Please list all lines of the material below in which the string "MawSome" occurs.

[Saved entries]
----------

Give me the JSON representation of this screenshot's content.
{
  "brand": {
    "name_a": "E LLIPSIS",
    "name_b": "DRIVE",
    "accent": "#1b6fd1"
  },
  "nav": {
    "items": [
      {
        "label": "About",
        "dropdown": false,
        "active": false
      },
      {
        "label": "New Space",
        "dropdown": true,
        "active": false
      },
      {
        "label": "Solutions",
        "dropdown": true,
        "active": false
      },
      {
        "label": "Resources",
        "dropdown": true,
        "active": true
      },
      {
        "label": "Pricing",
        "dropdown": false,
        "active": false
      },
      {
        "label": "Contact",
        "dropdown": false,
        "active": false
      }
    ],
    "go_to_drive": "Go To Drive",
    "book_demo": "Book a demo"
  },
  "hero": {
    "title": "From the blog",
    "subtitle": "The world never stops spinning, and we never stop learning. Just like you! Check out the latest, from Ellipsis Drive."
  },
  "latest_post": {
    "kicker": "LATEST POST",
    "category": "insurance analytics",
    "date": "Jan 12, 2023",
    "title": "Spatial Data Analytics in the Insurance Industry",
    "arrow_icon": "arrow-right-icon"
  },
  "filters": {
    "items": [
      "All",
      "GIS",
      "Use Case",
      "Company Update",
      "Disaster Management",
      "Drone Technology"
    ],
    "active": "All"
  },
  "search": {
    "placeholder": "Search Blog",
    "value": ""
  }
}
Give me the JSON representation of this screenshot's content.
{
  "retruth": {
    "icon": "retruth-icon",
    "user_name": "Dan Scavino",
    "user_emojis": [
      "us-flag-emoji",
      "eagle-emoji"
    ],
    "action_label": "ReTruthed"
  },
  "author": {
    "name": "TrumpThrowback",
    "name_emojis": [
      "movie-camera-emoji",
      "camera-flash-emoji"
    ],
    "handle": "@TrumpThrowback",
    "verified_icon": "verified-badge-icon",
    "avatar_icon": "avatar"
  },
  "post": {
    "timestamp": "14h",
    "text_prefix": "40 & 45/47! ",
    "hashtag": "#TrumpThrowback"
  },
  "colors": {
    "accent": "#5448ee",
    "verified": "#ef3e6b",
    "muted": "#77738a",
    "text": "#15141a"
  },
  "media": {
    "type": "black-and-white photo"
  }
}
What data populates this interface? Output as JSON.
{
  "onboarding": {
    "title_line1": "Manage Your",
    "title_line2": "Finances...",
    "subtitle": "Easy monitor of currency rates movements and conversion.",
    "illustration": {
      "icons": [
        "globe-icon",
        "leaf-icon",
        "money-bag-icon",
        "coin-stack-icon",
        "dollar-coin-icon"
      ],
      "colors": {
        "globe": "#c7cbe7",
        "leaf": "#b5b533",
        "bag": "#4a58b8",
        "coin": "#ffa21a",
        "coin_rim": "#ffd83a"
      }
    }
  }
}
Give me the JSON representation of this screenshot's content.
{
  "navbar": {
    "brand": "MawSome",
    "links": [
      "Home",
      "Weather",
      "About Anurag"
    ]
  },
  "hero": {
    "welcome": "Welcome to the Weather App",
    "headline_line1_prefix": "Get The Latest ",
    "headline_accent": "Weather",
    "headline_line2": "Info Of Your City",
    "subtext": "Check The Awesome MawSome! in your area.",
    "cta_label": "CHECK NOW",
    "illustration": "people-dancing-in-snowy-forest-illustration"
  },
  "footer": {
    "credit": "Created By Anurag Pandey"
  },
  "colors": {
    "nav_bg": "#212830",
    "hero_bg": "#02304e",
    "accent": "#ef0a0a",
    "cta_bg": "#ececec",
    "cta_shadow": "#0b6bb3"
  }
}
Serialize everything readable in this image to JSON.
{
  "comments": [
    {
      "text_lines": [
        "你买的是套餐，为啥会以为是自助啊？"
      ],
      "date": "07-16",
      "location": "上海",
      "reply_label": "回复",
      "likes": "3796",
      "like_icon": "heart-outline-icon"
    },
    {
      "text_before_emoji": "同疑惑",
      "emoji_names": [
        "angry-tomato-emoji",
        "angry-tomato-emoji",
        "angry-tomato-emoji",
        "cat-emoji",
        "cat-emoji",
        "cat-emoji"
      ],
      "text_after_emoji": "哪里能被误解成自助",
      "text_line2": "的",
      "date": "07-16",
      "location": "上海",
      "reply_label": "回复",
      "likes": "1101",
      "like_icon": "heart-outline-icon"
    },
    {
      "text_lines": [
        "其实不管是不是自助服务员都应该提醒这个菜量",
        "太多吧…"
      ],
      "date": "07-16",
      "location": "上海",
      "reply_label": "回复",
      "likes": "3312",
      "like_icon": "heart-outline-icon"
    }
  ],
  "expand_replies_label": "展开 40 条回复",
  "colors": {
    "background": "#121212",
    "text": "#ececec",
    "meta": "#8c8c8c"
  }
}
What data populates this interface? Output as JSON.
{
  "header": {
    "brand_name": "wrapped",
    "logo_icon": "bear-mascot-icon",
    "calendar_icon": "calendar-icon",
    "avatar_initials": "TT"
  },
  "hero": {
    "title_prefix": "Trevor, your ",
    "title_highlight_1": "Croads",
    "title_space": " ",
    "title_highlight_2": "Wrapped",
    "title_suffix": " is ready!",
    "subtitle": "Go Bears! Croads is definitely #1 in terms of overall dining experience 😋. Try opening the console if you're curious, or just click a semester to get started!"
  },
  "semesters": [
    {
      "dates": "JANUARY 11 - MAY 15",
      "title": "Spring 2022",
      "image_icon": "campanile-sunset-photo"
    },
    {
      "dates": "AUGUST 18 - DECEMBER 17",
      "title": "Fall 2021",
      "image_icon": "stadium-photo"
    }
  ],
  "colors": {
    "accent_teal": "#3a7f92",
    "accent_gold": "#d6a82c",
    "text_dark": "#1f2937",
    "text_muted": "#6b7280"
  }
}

----------

● **Answer**:
    "brand": "MawSome",
    "subtext": "Check The Awesome MawSome! in your area.",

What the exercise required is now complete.